▶ _PROBLEM_:
Pictures aside, repeat every entry exactly.

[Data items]
▬▬▬

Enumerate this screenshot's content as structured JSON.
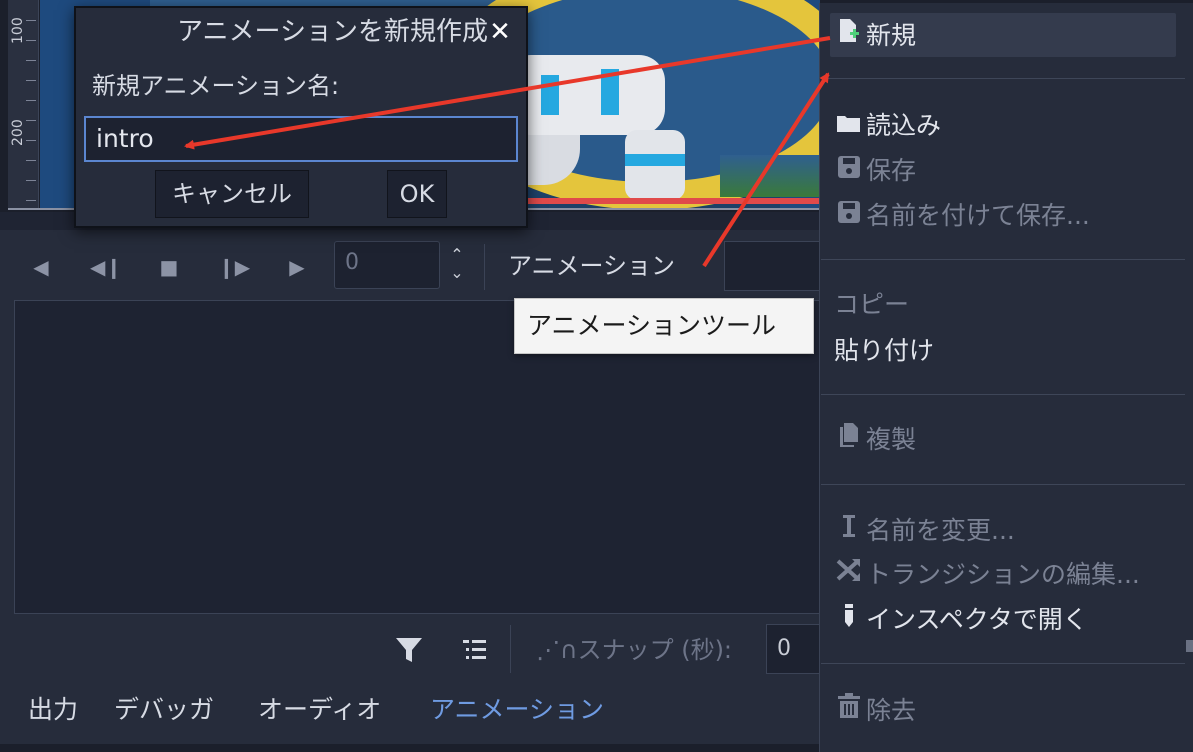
{
  "ruler": {
    "labels": [
      "100",
      "200"
    ]
  },
  "dialog": {
    "title": "アニメーションを新規作成",
    "close_glyph": "✕",
    "name_label": "新規アニメーション名:",
    "name_value": "intro",
    "cancel_label": "キャンセル",
    "ok_label": "OK"
  },
  "toolbar": {
    "frame_value": "0",
    "animation_menu_label": "アニメーション"
  },
  "tooltip": {
    "text": "アニメーションツール"
  },
  "menu": {
    "new": "新規",
    "load": "読込み",
    "save": "保存",
    "save_as": "名前を付けて保存...",
    "copy": "コピー",
    "paste": "貼り付け",
    "duplicate": "複製",
    "rename": "名前を変更...",
    "edit_transitions": "トランジションの編集...",
    "open_in_inspector": "インスペクタで開く",
    "remove": "除去"
  },
  "snap": {
    "label": "スナップ (秒):",
    "value": "0"
  },
  "bottom_tabs": [
    "出力",
    "デバッガ",
    "オーディオ",
    "アニメーション"
  ],
  "colors": {
    "accent": "#6f9be2",
    "arrow": "#e8382a",
    "gear": "#e4c53c"
  }
}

▬▬▬

▶ _SOLVED EXERCISE_:
Enumerate this screenshot's content as structured JSON.
{
  "ruler": {
    "labels": [
      "100",
      "200"
    ]
  },
  "dialog": {
    "title": "アニメーションを新規作成",
    "close_glyph": "✕",
    "name_label": "新規アニメーション名:",
    "name_value": "intro",
    "cancel_label": "キャンセル",
    "ok_label": "OK"
  },
  "toolbar": {
    "frame_value": "0",
    "animation_menu_label": "アニメーション"
  },
  "tooltip": {
    "text": "アニメーションツール"
  },
  "menu": {
    "new": "新規",
    "load": "読込み",
    "save": "保存",
    "save_as": "名前を付けて保存...",
    "copy": "コピー",
    "paste": "貼り付け",
    "duplicate": "複製",
    "rename": "名前を変更...",
    "edit_transitions": "トランジションの編集...",
    "open_in_inspector": "インスペクタで開く",
    "remove": "除去"
  },
  "snap": {
    "label": "スナップ (秒):",
    "value": "0"
  },
  "bottom_tabs": [
    "出力",
    "デバッガ",
    "オーディオ",
    "アニメーション"
  ],
  "colors": {
    "accent": "#6f9be2",
    "arrow": "#e8382a",
    "gear": "#e4c53c"
  }
}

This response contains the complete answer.